**Written problem:**
Determine how many lines include "Angeles". Give the number and nothing else.

(Collection entries)
• • • •
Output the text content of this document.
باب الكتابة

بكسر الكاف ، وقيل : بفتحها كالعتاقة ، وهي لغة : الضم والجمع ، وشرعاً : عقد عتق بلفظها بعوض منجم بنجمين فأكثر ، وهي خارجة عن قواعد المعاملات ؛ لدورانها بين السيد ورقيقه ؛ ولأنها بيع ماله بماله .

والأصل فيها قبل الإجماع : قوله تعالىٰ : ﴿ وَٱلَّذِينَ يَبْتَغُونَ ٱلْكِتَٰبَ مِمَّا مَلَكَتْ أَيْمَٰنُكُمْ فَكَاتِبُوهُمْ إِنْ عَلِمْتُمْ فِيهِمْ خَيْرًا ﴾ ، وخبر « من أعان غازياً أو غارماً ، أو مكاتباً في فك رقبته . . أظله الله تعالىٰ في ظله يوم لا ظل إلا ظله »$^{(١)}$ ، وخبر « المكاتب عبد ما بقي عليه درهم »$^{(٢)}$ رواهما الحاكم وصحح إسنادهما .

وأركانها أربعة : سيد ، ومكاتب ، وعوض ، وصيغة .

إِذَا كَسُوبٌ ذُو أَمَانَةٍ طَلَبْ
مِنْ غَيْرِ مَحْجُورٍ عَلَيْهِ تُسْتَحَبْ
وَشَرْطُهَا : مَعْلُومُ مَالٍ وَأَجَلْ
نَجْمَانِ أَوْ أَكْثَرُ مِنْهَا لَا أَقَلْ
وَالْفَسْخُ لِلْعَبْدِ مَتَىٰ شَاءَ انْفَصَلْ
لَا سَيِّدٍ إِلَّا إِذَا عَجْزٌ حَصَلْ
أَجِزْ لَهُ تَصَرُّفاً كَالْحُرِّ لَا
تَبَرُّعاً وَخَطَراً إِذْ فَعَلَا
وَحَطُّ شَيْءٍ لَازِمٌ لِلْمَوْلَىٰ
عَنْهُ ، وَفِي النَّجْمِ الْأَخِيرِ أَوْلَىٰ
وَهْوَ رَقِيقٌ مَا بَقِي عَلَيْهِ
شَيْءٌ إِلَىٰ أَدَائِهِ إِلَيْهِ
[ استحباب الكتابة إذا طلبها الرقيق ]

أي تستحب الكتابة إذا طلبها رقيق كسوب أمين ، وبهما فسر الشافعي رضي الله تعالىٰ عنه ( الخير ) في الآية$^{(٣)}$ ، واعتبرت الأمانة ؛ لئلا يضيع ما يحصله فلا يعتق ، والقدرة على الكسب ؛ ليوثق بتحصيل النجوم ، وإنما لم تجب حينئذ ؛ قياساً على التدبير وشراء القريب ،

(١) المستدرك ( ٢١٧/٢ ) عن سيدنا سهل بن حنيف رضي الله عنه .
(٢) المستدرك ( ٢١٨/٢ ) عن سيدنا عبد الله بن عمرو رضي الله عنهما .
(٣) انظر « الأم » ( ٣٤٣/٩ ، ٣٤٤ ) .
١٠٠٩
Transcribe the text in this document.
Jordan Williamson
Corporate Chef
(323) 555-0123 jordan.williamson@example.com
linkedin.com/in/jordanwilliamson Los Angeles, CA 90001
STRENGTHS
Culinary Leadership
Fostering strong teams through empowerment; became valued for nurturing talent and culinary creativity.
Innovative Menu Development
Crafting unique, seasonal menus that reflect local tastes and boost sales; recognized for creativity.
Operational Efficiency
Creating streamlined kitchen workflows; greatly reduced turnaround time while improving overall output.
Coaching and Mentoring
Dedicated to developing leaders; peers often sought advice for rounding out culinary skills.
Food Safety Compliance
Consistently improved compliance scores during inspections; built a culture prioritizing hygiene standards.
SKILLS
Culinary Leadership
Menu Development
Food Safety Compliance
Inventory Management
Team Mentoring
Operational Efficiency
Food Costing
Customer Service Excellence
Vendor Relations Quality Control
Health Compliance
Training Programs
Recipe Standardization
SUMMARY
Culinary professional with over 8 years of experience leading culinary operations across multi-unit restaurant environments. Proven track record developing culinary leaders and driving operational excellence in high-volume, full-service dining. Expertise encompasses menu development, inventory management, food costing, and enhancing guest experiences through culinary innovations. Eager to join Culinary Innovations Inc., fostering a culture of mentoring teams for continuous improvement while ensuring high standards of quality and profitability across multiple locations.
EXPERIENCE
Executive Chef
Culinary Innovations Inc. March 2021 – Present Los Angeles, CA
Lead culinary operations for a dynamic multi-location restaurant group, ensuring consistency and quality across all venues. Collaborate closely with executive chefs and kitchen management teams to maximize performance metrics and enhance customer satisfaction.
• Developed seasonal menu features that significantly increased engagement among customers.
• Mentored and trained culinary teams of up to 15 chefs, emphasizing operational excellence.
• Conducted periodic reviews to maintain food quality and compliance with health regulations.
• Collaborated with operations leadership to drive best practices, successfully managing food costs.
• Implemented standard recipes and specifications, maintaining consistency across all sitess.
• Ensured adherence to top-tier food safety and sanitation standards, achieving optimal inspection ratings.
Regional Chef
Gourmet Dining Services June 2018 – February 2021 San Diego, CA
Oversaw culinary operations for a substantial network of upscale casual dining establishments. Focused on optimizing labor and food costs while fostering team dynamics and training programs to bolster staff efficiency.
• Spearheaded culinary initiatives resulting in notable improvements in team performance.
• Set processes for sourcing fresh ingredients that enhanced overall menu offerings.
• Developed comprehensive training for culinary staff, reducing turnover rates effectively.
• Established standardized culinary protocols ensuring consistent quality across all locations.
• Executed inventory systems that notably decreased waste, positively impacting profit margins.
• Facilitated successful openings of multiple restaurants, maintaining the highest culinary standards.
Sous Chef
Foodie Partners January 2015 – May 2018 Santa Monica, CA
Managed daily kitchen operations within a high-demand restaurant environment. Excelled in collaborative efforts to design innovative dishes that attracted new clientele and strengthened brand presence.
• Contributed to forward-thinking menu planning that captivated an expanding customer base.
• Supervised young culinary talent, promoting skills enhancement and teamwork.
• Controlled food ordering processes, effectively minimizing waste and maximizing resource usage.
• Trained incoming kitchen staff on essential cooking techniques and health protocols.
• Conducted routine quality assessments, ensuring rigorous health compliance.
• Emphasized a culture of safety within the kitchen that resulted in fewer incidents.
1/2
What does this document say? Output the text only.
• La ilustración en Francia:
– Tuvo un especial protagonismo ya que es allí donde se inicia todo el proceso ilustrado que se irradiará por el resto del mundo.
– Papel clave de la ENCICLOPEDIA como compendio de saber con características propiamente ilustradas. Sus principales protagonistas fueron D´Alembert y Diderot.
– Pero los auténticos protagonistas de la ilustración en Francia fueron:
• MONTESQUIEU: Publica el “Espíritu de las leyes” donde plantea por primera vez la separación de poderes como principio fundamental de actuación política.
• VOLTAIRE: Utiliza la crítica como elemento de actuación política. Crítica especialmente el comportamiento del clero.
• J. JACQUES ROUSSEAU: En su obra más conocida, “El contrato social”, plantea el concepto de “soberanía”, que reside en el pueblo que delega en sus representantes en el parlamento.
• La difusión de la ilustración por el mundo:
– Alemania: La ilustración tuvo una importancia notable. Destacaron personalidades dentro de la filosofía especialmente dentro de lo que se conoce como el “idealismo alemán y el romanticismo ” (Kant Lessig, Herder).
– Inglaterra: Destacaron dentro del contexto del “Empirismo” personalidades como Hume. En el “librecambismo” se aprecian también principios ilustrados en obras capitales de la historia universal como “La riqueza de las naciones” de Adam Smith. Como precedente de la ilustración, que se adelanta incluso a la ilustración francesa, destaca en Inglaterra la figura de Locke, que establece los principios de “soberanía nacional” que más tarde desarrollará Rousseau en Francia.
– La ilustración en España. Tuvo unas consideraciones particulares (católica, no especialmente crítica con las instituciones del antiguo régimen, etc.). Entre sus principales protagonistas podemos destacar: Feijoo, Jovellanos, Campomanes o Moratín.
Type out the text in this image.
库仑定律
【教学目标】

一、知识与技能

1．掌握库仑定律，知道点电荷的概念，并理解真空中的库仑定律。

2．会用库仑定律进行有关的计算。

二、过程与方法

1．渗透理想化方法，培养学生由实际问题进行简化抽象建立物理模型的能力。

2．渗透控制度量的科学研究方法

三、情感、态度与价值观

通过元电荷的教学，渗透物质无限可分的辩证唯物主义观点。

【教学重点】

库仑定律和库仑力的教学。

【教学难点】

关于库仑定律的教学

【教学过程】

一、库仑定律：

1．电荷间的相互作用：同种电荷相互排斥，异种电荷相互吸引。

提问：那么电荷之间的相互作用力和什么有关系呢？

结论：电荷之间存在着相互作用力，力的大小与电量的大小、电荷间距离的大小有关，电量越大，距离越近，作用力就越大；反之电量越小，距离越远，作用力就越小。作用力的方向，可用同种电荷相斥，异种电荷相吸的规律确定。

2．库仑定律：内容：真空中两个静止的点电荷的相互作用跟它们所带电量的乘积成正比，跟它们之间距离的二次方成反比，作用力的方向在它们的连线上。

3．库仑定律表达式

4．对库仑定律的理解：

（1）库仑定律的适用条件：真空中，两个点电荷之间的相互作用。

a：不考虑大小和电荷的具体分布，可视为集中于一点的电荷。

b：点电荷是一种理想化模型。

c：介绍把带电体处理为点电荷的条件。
• • • •
**Written solution:**
2